**STATED EXERCISE:** Find each line with the string "description" and copy it.

**MATERIAL:**

⟨

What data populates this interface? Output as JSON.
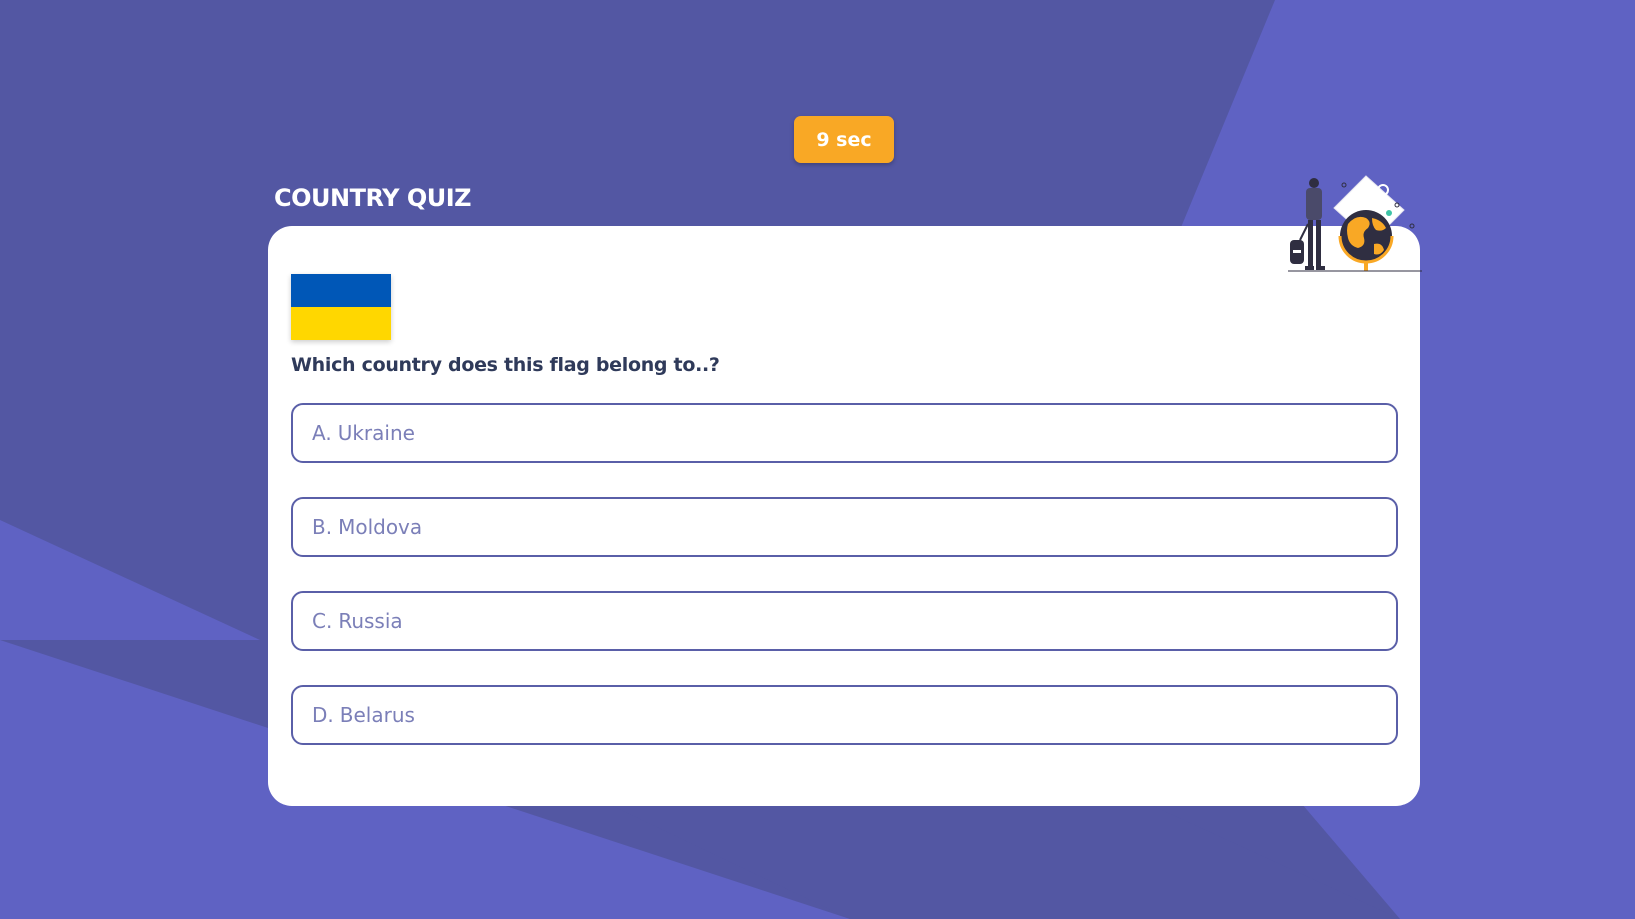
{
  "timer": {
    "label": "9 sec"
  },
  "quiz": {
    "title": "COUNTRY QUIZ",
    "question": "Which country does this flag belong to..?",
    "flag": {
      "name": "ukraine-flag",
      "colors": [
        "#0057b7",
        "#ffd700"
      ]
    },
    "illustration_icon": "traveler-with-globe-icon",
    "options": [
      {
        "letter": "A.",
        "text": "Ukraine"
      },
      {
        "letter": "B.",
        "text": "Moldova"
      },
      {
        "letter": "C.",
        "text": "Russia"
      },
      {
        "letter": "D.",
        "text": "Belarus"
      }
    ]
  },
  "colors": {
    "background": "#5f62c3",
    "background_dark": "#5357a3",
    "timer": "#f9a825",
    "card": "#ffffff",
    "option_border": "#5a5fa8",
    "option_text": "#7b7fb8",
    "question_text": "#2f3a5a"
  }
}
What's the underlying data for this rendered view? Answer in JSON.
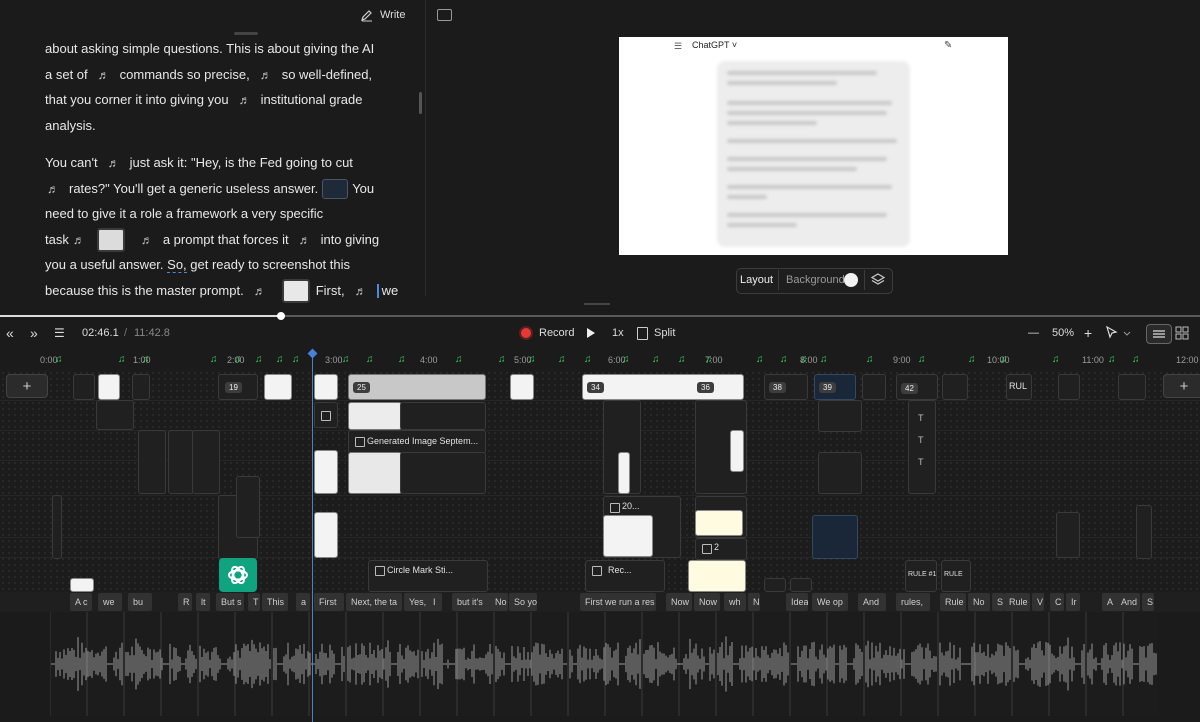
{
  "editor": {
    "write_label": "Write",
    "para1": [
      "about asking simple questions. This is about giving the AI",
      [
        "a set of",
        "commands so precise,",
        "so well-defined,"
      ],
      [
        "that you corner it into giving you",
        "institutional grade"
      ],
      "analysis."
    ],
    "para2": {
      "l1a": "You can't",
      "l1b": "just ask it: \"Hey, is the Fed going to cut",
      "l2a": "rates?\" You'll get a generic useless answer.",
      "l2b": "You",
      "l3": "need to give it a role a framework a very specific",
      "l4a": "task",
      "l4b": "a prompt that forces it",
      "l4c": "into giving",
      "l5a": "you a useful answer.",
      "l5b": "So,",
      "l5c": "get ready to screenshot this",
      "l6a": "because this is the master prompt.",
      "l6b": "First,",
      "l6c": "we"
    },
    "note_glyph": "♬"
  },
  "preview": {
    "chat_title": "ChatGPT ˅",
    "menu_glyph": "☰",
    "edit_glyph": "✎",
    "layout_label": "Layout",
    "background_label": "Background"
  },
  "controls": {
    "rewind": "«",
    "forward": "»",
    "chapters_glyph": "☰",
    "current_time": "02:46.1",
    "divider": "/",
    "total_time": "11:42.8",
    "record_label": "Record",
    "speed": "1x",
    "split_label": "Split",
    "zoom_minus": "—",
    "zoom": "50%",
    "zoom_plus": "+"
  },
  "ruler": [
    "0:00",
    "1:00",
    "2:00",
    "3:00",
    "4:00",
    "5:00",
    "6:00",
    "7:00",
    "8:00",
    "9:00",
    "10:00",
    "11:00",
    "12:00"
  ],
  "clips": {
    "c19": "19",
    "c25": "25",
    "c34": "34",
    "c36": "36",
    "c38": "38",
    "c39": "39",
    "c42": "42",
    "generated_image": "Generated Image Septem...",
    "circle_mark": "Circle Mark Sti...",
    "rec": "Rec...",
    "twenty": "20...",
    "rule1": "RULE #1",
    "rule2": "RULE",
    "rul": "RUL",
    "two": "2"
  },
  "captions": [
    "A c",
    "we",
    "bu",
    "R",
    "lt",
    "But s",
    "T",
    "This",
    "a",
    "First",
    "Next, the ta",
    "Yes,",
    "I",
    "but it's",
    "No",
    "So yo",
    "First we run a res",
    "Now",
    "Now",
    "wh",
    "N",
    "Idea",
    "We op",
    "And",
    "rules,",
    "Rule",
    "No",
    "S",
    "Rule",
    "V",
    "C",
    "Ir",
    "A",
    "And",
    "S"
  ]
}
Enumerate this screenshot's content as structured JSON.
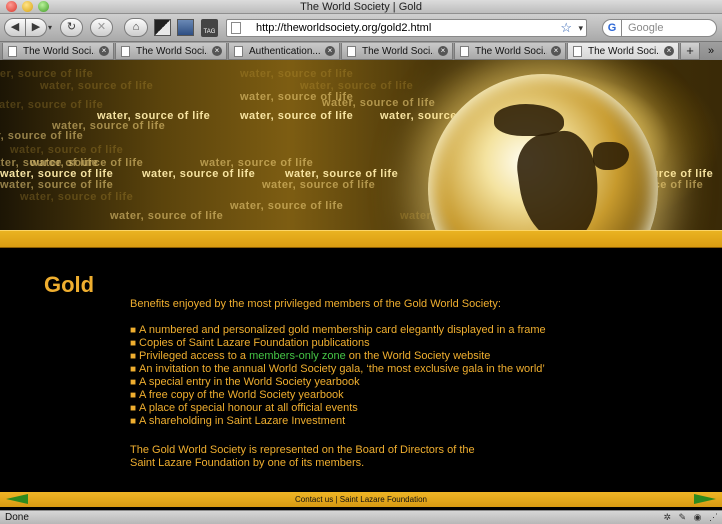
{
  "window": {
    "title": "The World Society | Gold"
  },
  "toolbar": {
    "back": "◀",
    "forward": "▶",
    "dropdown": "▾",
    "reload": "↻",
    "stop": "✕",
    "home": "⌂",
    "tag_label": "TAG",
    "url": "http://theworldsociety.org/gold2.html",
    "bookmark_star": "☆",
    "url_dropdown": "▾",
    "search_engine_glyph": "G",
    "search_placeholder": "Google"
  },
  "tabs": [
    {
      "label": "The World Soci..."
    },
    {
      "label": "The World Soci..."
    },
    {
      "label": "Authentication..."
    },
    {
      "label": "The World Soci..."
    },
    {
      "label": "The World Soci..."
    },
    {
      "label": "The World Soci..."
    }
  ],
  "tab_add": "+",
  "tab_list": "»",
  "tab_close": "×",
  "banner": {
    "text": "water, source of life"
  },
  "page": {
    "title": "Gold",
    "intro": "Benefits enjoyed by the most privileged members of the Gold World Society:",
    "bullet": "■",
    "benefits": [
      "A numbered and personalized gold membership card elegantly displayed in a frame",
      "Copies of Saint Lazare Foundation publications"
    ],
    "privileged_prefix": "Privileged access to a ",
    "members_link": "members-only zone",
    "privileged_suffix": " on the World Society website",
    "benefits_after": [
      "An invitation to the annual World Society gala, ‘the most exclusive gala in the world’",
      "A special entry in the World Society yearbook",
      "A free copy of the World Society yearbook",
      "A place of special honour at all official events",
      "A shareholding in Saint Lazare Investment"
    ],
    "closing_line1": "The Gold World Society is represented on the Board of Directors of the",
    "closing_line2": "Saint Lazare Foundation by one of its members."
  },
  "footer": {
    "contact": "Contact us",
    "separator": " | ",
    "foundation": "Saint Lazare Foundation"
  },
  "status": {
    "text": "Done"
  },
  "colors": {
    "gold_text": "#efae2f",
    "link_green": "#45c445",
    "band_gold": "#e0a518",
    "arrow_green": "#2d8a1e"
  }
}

⟩
⟨

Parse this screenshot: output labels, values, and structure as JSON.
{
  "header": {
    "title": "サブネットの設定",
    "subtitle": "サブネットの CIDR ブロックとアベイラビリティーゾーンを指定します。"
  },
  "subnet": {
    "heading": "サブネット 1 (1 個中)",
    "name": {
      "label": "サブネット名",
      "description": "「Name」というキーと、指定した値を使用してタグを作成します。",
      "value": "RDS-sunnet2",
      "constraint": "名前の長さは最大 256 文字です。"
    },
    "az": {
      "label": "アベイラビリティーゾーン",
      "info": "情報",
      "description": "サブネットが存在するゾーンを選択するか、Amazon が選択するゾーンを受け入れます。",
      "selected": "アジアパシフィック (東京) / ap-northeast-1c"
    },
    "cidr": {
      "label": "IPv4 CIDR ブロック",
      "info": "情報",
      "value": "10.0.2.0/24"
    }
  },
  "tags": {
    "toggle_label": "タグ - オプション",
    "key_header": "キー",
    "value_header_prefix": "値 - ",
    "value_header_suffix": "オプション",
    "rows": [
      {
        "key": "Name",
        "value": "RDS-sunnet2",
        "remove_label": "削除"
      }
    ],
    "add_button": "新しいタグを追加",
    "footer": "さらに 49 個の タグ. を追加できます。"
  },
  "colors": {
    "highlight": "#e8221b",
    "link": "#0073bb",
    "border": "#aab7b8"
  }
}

⟩

**WRITTEN ANSWER:**
      "description": "「Name」というキーと、指定した値を使用してタグを作成します。",
      "description": "サブネットが存在するゾーンを選択するか、Amazon が選択するゾーンを受け入れます。",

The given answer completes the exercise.